◆ Exercise brief
For every line in the data below that contains "source", copy the line.

◆ Input records
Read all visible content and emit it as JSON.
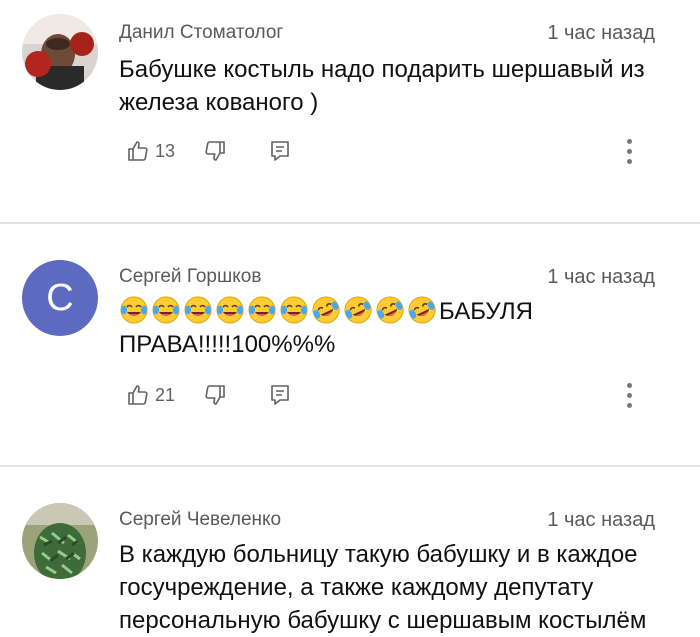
{
  "comments": [
    {
      "author": "Данил Стоматолог",
      "time": "1 час назад",
      "text": "Бабушке костыль надо подарить шершавый из железа кованого )",
      "likes": "13",
      "avatar_color": "#3a2a22"
    },
    {
      "author": "Сергей Горшков",
      "time": "1 час назад",
      "text_lead_emoji": [
        "😂",
        "😂",
        "😂",
        "😂",
        "😂",
        "😂",
        "🤣",
        "🤣",
        "🤣",
        "🤣"
      ],
      "text": "БАБУЛЯ ПРАВА!!!!!100%%%",
      "likes": "21",
      "avatar_letter": "С",
      "avatar_color": "#5c6bc0"
    },
    {
      "author": "Сергей Чевеленко",
      "time": "1 час назад",
      "text": "В каждую больницу такую бабушку и в каждое госучреждение, а также каждому депутату персональную бабушку с шершавым костылём",
      "avatar_color": "#6a7a4a"
    }
  ]
}
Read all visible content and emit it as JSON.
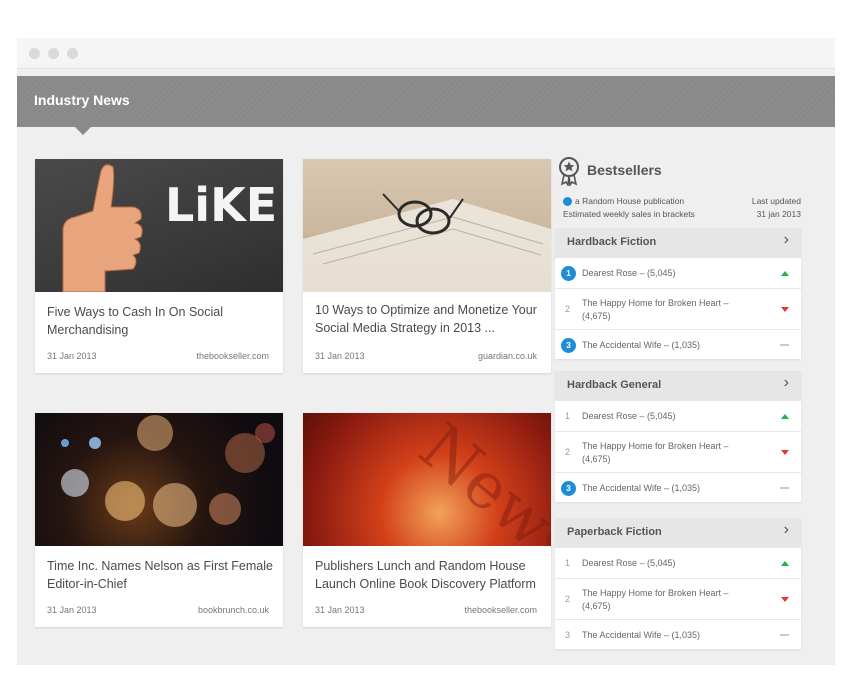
{
  "header": {
    "title": "Industry News"
  },
  "articles": [
    {
      "title": "Five Ways to Cash In On Social Merchandising",
      "date": "31 Jan 2013",
      "source": "thebookseller.com",
      "image_text": "LiKE THIS."
    },
    {
      "title": "10 Ways to Optimize and Monetize Your Social Media Strategy in 2013 ...",
      "date": "31 Jan 2013",
      "source": "guardian.co.uk"
    },
    {
      "title": "Time Inc. Names Nelson as First Female Editor-in-Chief",
      "date": "31 Jan 2013",
      "source": "bookbrunch.co.uk"
    },
    {
      "title": "Publishers Lunch and Random House Launch Online Book Discovery Platform",
      "date": "31 Jan 2013",
      "source": "thebookseller.com",
      "image_text": "News"
    }
  ],
  "bestsellers": {
    "title": "Bestsellers",
    "legend_line1": "a Random House publication",
    "legend_line2": "Estimated weekly sales in brackets",
    "updated_line1": "Last updated",
    "updated_line2": "31 jan 2013",
    "accent_color": "#1d8ed6",
    "sections": [
      {
        "title": "Hardback Fiction",
        "rows": [
          {
            "rank": "1",
            "text": "Dearest Rose  –  (5,045)",
            "random_house": true,
            "trend": "up"
          },
          {
            "rank": "2",
            "text": "The Happy Home for Broken Heart  –  (4,675)",
            "random_house": false,
            "trend": "down"
          },
          {
            "rank": "3",
            "text": "The Accidental Wife  –  (1,035)",
            "random_house": true,
            "trend": "flat"
          }
        ]
      },
      {
        "title": "Hardback General",
        "rows": [
          {
            "rank": "1",
            "text": "Dearest Rose  –  (5,045)",
            "random_house": false,
            "trend": "up"
          },
          {
            "rank": "2",
            "text": "The Happy Home for Broken Heart  –  (4,675)",
            "random_house": false,
            "trend": "down"
          },
          {
            "rank": "3",
            "text": "The Accidental Wife  –  (1,035)",
            "random_house": true,
            "trend": "flat"
          }
        ]
      },
      {
        "title": "Paperback  Fiction",
        "rows": [
          {
            "rank": "1",
            "text": "Dearest Rose  –  (5,045)",
            "random_house": false,
            "trend": "up"
          },
          {
            "rank": "2",
            "text": "The Happy Home for Broken Heart  –  (4,675)",
            "random_house": false,
            "trend": "down"
          },
          {
            "rank": "3",
            "text": "The Accidental Wife  –  (1,035)",
            "random_house": false,
            "trend": "flat"
          }
        ]
      }
    ]
  }
}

◆ Response to this exercise
      "source": "thebookseller.com",
      "source": "guardian.co.uk"
      "source": "bookbrunch.co.uk"
      "source": "thebookseller.com",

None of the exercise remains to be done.